SOURCE EXTRACT:

****************

FCPA compliance a challenge for US oil, gas companies

Oct. 13, 2003
Few US federal statutes have generated as much controversy over how US companies do business abroad as the Foreign Corrupt Practices Act.

Few US federal statutes have generated as much controversy over how US companies do business abroad as the Foreign Corrupt Practices Act.

Since its passage more than 25 years ago, critics of the FCPA, which prohibits bribery of foreign government officials, have repeatedly claimed that it ties the hands of US businesses in competition with foreign companies.

Nevertheless, the FCPA, along with the recently passed Sarbanes-Oxley Act, remains at the forefront of US corporate-governance issues for any international oil and gas company.

FCPA origin, application

The FCPA prohibits bribery of a foreign official or a foreign political-party official in order to obtain business.1 The statute also prohibits tendering money to an intermediary, knowing that some or all of the amount will be given to foreign government officials. The FCPA, the impetus for which was born in the Watergate era (during the administration of US President Richard M. Nixon) amid revelations of illegal foreign payments and a US Securities & Exchange Commission program for voluntary disclosures, was passed in 1977. It was later amended in 1988 and 1998.

The scope of the application of the FCPA has caught many companies off guard. Both the SEC and the US Department of Justice enforce the statute. The FCPA not only prohibits bribes and attempted bribes of foreign officials, but it also has detailed accounting requirements. These requirements apply not just to domestic corporations but to any corporation that trades securities on a US stock exchange. If securities of a foreign corporation are sold in the US, for example, then the corporation is subject to the FCPA. The antibribery provisions specifically apply to issuers that have securities registered under the Securities Exchange Act of 1934 or are subject to the reporting requirements under the Exchange Act. The FCPA also applies to all officers, directors, employees, agents, or stockholders of such corporations that have securities registered under the Exchange Act.

****************

RECORD EXCERPTS:
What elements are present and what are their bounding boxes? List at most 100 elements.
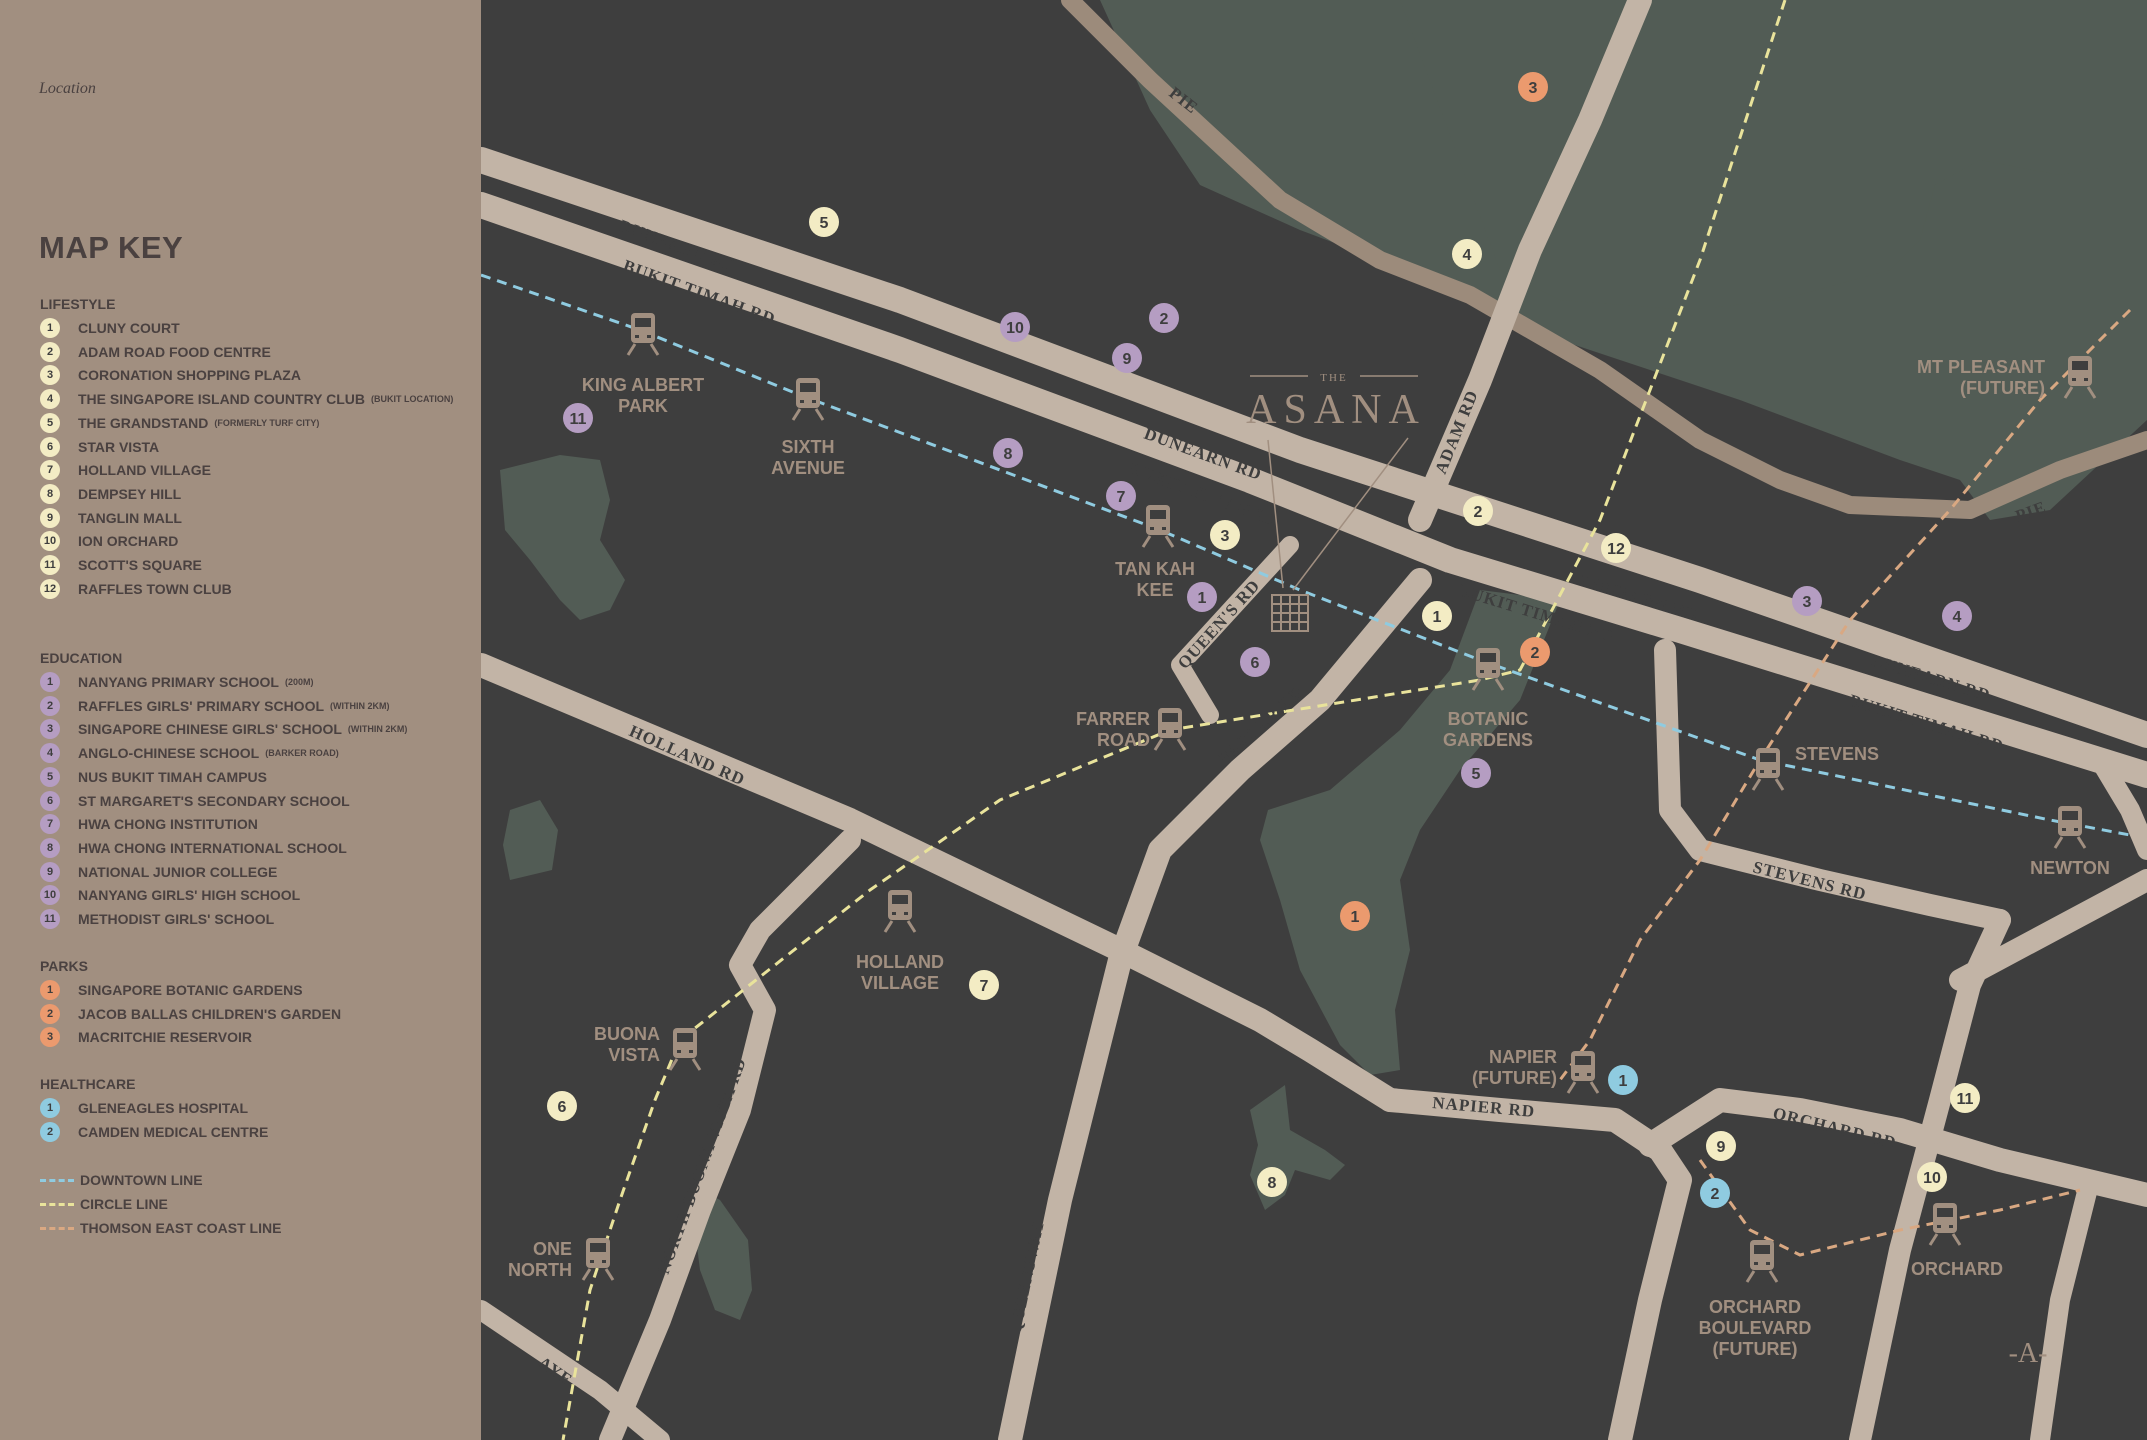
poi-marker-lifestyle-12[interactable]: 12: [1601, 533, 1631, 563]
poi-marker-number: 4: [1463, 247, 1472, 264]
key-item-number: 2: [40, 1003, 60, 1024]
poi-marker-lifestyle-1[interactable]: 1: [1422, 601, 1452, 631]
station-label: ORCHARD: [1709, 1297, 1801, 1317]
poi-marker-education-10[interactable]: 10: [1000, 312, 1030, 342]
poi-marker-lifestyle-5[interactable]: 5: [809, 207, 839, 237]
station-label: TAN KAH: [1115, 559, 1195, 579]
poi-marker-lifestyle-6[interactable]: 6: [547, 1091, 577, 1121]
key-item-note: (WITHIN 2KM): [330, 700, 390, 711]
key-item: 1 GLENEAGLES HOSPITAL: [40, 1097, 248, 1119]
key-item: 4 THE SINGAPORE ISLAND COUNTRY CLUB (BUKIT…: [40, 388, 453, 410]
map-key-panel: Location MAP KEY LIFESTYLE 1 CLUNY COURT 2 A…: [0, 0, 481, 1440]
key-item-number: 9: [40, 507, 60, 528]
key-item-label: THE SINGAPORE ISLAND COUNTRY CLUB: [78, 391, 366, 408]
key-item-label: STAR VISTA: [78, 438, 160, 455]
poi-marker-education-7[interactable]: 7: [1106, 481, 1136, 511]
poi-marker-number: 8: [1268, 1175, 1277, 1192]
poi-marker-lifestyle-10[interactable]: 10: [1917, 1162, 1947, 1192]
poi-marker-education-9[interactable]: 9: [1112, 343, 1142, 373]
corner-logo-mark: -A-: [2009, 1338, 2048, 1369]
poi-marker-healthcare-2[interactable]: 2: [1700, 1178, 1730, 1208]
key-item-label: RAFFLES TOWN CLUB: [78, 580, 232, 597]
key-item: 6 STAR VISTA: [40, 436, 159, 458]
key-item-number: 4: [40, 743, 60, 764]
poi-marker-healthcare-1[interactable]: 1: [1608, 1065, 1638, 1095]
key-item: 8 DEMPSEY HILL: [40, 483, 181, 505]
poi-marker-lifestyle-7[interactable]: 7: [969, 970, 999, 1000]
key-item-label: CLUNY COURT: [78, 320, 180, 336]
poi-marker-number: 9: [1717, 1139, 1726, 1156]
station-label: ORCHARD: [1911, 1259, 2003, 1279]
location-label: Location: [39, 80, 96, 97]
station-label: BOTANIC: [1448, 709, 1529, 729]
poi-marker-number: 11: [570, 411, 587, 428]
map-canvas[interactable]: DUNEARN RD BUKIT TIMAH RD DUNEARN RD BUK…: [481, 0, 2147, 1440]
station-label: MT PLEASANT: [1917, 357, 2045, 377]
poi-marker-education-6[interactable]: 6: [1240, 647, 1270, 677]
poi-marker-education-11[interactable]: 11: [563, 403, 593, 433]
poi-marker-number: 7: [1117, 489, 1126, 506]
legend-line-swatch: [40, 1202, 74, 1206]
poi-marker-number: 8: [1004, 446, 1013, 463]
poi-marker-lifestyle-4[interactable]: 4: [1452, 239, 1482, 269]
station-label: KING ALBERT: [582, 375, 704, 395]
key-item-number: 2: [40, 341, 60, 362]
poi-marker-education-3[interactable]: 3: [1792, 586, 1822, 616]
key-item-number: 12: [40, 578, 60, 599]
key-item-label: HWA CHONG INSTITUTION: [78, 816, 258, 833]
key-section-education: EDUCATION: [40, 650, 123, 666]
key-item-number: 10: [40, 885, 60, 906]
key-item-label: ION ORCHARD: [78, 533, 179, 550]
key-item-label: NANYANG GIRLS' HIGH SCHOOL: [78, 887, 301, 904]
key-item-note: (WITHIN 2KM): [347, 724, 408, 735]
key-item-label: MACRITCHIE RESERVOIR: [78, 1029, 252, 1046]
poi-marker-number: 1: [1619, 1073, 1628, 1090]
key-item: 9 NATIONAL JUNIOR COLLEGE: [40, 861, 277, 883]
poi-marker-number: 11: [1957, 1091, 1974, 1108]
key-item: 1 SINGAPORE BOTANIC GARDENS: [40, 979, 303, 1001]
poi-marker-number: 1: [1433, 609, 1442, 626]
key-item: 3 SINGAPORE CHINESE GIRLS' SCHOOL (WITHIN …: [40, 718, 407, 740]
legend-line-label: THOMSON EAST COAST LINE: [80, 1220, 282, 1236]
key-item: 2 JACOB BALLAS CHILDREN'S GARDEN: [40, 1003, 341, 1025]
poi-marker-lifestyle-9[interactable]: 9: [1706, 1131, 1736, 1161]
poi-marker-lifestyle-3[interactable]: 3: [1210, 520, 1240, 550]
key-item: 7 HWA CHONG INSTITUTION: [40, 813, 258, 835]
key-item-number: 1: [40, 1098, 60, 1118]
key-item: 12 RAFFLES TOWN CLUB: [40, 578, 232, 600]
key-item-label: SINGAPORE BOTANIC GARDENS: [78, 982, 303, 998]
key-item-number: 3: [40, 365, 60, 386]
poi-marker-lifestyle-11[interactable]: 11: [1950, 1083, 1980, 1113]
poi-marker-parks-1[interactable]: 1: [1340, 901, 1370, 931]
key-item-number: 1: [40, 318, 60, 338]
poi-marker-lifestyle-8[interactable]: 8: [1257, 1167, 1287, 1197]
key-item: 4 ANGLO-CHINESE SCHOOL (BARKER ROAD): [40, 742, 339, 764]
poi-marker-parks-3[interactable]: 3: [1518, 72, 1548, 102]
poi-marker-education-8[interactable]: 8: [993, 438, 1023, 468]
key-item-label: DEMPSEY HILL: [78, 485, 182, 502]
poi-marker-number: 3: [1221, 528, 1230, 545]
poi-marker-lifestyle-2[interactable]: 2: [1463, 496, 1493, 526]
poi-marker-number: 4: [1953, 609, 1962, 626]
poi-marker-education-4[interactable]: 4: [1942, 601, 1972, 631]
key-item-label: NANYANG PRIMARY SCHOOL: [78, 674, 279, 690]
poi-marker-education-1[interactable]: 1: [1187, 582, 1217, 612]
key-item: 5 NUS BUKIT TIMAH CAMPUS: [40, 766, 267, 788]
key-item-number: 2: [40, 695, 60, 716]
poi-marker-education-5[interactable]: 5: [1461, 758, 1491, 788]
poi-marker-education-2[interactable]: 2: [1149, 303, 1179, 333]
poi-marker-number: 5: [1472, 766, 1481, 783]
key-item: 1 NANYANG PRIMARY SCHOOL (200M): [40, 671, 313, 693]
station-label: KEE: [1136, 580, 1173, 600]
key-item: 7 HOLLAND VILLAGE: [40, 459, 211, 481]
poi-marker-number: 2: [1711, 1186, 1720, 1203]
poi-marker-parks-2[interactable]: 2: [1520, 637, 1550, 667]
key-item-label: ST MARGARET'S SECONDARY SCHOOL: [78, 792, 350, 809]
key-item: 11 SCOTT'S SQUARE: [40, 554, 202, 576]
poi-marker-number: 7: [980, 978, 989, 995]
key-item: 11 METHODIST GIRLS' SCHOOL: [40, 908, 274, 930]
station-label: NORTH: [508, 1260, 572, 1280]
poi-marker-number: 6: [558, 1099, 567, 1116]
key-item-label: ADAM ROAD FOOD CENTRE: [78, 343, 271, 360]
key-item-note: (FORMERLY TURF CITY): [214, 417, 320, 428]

****************

TASKS:
**1)** List every role of person at a covered corporation to whom, according to the FCPA article, the act also applies.
**2)** Reproduce word for word the passage of the FCPA article that opens with the words containing "FCPA compliance a" and closes with "and gas company.".

RESPONSE LIST:
**1)** Officers, directors, employees, agents, stockholders

**2)**
FCPA compliance a challenge for US oil, gas companies

Oct. 13, 2003
Few US federal statutes have generated as much controversy over how US companies do business abroad as the Foreign Corrupt Practices Act.

Few US federal statutes have generated as much controversy over how US companies do business abroad as the Foreign Corrupt Practices Act.

Since its passage more than 25 years ago, critics of the FCPA, which prohibits bribery of foreign government officials, have repeatedly claimed that it ties the hands of US businesses in competition with foreign companies.

Nevertheless, the FCPA, along with the recently passed Sarbanes-Oxley Act, remains at the forefront of US corporate-governance issues for any international oil and gas company.